§ Task objective:
Reproduce all the entries exactly.

Items from a data source
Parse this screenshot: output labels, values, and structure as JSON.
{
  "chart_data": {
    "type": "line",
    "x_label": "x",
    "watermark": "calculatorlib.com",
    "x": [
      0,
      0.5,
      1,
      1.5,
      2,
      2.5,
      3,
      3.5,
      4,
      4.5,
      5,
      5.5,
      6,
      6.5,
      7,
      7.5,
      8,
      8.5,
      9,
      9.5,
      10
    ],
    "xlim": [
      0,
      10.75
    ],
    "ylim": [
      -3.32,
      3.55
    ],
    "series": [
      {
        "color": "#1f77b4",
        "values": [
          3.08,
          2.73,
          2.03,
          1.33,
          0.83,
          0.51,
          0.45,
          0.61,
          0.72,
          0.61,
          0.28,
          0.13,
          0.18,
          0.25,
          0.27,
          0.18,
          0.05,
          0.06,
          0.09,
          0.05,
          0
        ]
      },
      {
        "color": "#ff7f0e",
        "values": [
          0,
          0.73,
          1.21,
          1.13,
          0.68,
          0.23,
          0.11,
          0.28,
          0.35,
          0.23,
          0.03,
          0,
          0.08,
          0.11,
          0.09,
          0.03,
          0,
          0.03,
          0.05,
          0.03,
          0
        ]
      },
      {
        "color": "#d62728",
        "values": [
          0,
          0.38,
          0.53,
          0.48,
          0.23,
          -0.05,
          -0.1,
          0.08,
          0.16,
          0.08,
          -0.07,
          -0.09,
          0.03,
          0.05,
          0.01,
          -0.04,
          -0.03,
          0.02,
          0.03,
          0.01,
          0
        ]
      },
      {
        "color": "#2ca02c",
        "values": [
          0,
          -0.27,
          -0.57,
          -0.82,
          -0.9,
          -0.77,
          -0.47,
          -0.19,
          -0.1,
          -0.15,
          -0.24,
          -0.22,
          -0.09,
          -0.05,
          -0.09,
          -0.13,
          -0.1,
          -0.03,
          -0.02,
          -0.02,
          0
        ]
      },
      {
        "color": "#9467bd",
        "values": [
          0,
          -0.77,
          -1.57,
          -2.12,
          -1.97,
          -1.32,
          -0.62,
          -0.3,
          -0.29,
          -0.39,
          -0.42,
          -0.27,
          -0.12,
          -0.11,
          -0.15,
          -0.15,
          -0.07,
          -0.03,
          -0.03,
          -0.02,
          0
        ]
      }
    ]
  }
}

§ Reply:
Parse this screenshot: output labels, values, and structure as JSON.
{
  "chart_data": {
    "type": "line",
    "x_label": "x",
    "watermark": "calculatorlib.com",
    "x": [
      0,
      0.5,
      1,
      1.5,
      2,
      2.5,
      3,
      3.5,
      4,
      4.5,
      5,
      5.5,
      6,
      6.5,
      7,
      7.5,
      8,
      8.5,
      9,
      9.5,
      10
    ],
    "xlim": [
      0,
      10.75
    ],
    "ylim": [
      -3.32,
      3.55
    ],
    "series": [
      {
        "color": "#1f77b4",
        "values": [
          3.08,
          2.73,
          2.03,
          1.33,
          0.83,
          0.51,
          0.45,
          0.61,
          0.72,
          0.61,
          0.28,
          0.13,
          0.18,
          0.25,
          0.27,
          0.18,
          0.05,
          0.06,
          0.09,
          0.05,
          0
        ]
      },
      {
        "color": "#ff7f0e",
        "values": [
          0,
          0.73,
          1.21,
          1.13,
          0.68,
          0.23,
          0.11,
          0.28,
          0.35,
          0.23,
          0.03,
          0,
          0.08,
          0.11,
          0.09,
          0.03,
          0,
          0.03,
          0.05,
          0.03,
          0
        ]
      },
      {
        "color": "#d62728",
        "values": [
          0,
          0.38,
          0.53,
          0.48,
          0.23,
          -0.05,
          -0.1,
          0.08,
          0.16,
          0.08,
          -0.07,
          -0.09,
          0.03,
          0.05,
          0.01,
          -0.04,
          -0.03,
          0.02,
          0.03,
          0.01,
          0
        ]
      },
      {
        "color": "#2ca02c",
        "values": [
          0,
          -0.27,
          -0.57,
          -0.82,
          -0.9,
          -0.77,
          -0.47,
          -0.19,
          -0.1,
          -0.15,
          -0.24,
          -0.22,
          -0.09,
          -0.05,
          -0.09,
          -0.13,
          -0.1,
          -0.03,
          -0.02,
          -0.02,
          0
        ]
      },
      {
        "color": "#9467bd",
        "values": [
          0,
          -0.77,
          -1.57,
          -2.12,
          -1.97,
          -1.32,
          -0.62,
          -0.3,
          -0.29,
          -0.39,
          -0.42,
          -0.27,
          -0.12,
          -0.11,
          -0.15,
          -0.15,
          -0.07,
          -0.03,
          -0.03,
          -0.02,
          0
        ]
      }
    ]
  }
}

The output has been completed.